### Data excerpts ###

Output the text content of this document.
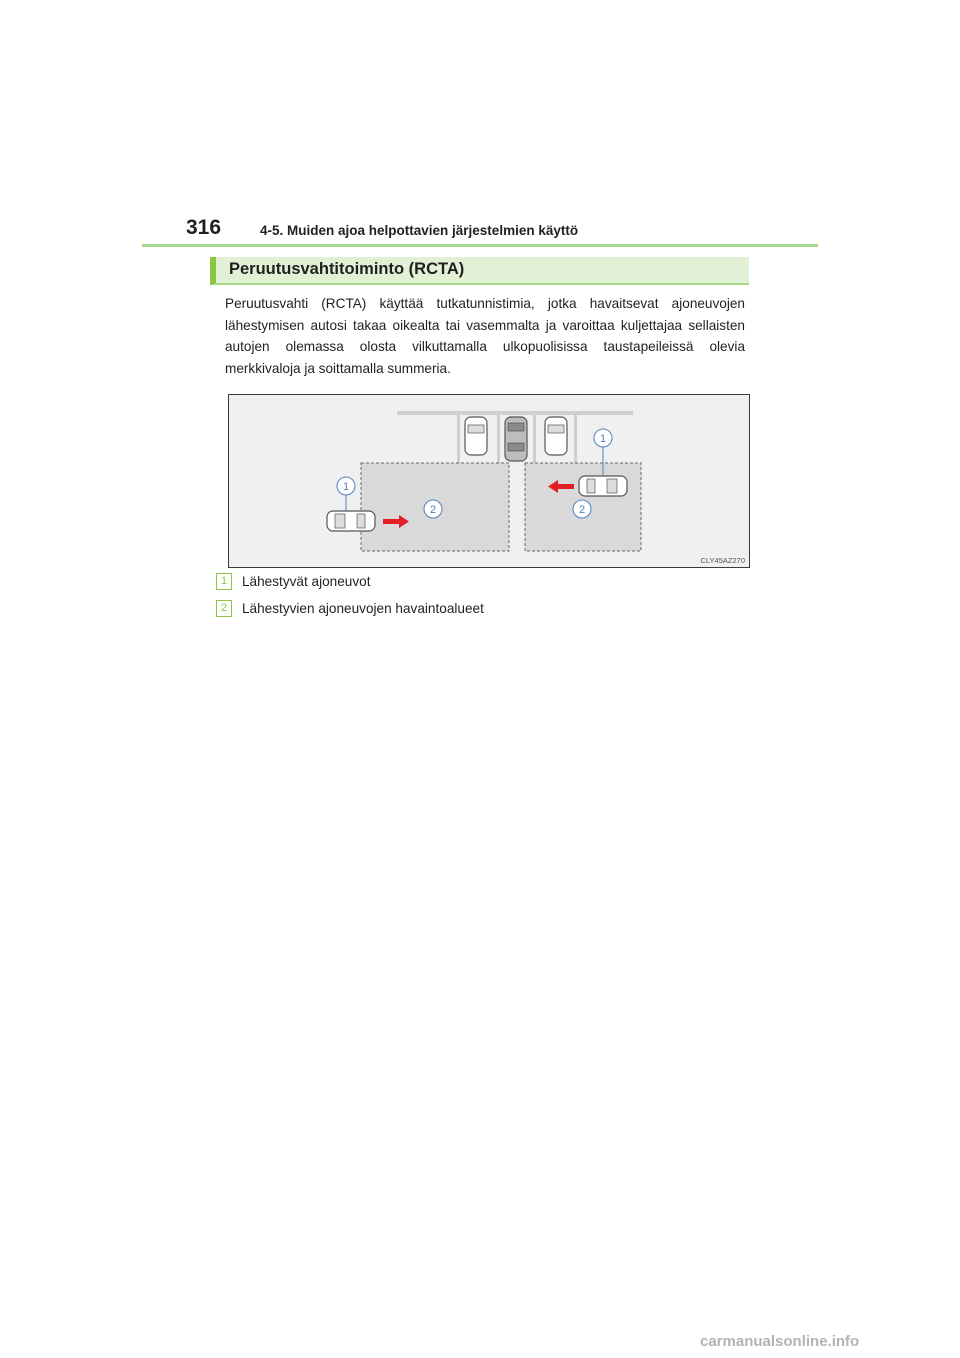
316	4-5. Muiden ajoa helpottavien järjestelmien käyttö
Peruutusvahtitoiminto (RCTA)

Peruutusvahti (RCTA) käyttää tutkatunnistimia, jotka havaitsevat ajoneuvojen lähestymisen autosi takaa oikealta tai vasemmalta ja varoittaa kuljettajaa sellaisten autojen olemassa olosta vilkuttamalla ulkopuolisissa taustapeileissä olevia merkkivaloja ja soittamalla summeria.

1
2
1
2
CLY45AZ270
1 Lähestyvät ajoneuvot
2 Lähestyvien ajoneuvojen havaintoalueet
carmanualsonline.info
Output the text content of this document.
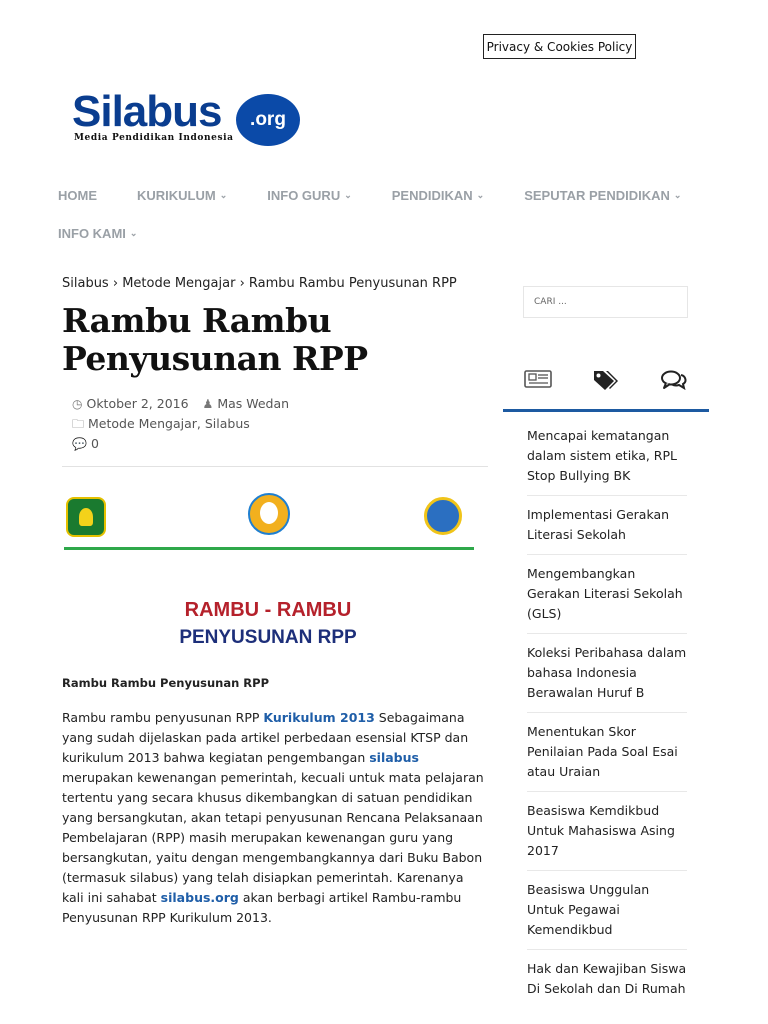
Privacy & Cookies Policy
Silabus	.org
Media Pendidikan Indonesia
HOME	KURIKULUM ⌄	INFO GURU ⌄	PENDIDIKAN ⌄	SEPUTAR PENDIDIKAN ⌄
INFO KAMI ⌄
Silabus › Metode Mengajar › Rambu Rambu Penyusunan RPP
Rambu Rambu Penyusunan RPP
◷ Oktober 2, 2016 ♟ Mas Wedan 🗀 Metode Mengajar, Silabus
💬 0
RAMBU - RAMBU
PENYUSUNAN RPP
Rambu Rambu Penyusunan RPP

Rambu rambu penyusunan RPP Kurikulum 2013 Sebagaimana yang sudah dijelaskan pada artikel perbedaan esensial KTSP dan kurikulum 2013 bahwa kegiatan pengembangan silabus merupakan kewenangan pemerintah, kecuali untuk mata pelajaran tertentu yang secara khusus dikembangkan di satuan pendidikan yang bersangkutan, akan tetapi penyusunan Rencana Pelaksanaan Pembelajaran (RPP) masih merupakan kewenangan guru yang bersangkutan, yaitu dengan mengembangkannya dari Buku Babon (termasuk silabus) yang telah disiapkan pemerintah. Karenanya kali ini sahabat silabus.org akan berbagi artikel Rambu-rambu Penyusunan RPP Kurikulum 2013.

CARI ...
Mencapai kematangan dalam sistem etika, RPL Stop Bullying BK
Implementasi Gerakan Literasi Sekolah
Mengembangkan Gerakan Literasi Sekolah (GLS)
Koleksi Peribahasa dalam bahasa Indonesia Berawalan Huruf B
Menentukan Skor Penilaian Pada Soal Esai atau Uraian
Beasiswa Kemdikbud Untuk Mahasiswa Asing 2017
Beasiswa Unggulan Untuk Pegawai Kemendikbud
Hak dan Kewajiban Siswa Di Sekolah dan Di Rumah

###

Reproduce each entry precisely, dropping only the pictures.

Solution for this task:
Output the text content of this document.
316	4-5. Muiden ajoa helpottavien järjestelmien käyttö
Peruutusvahtitoiminto (RCTA)

Peruutusvahti (RCTA) käyttää tutkatunnistimia, jotka havaitsevat ajoneuvojen lähestymisen autosi takaa oikealta tai vasemmalta ja varoittaa kuljettajaa sellaisten autojen olemassa olosta vilkuttamalla ulkopuolisissa taustapeileissä olevia merkkivaloja ja soittamalla summeria.

1
2
1
2
CLY45AZ270
1 Lähestyvät ajoneuvot
2 Lähestyvien ajoneuvojen havaintoalueet
carmanualsonline.info
Output the text content of this document.
Privacy & Cookies Policy
Silabus	.org
Media Pendidikan Indonesia
HOME	KURIKULUM ⌄	INFO GURU ⌄	PENDIDIKAN ⌄	SEPUTAR PENDIDIKAN ⌄
INFO KAMI ⌄
Silabus › Metode Mengajar › Rambu Rambu Penyusunan RPP
Rambu Rambu Penyusunan RPP
◷ Oktober 2, 2016 ♟ Mas Wedan 🗀 Metode Mengajar, Silabus
💬 0
RAMBU - RAMBU
PENYUSUNAN RPP
Rambu Rambu Penyusunan RPP

Rambu rambu penyusunan RPP Kurikulum 2013 Sebagaimana yang sudah dijelaskan pada artikel perbedaan esensial KTSP dan kurikulum 2013 bahwa kegiatan pengembangan silabus merupakan kewenangan pemerintah, kecuali untuk mata pelajaran tertentu yang secara khusus dikembangkan di satuan pendidikan yang bersangkutan, akan tetapi penyusunan Rencana Pelaksanaan Pembelajaran (RPP) masih merupakan kewenangan guru yang bersangkutan, yaitu dengan mengembangkannya dari Buku Babon (termasuk silabus) yang telah disiapkan pemerintah. Karenanya kali ini sahabat silabus.org akan berbagi artikel Rambu-rambu Penyusunan RPP Kurikulum 2013.

CARI ...
Mencapai kematangan dalam sistem etika, RPL Stop Bullying BK
Implementasi Gerakan Literasi Sekolah
Mengembangkan Gerakan Literasi Sekolah (GLS)
Koleksi Peribahasa dalam bahasa Indonesia Berawalan Huruf B
Menentukan Skor Penilaian Pada Soal Esai atau Uraian
Beasiswa Kemdikbud Untuk Mahasiswa Asing 2017
Beasiswa Unggulan Untuk Pegawai Kemendikbud
Hak dan Kewajiban Siswa Di Sekolah dan Di Rumah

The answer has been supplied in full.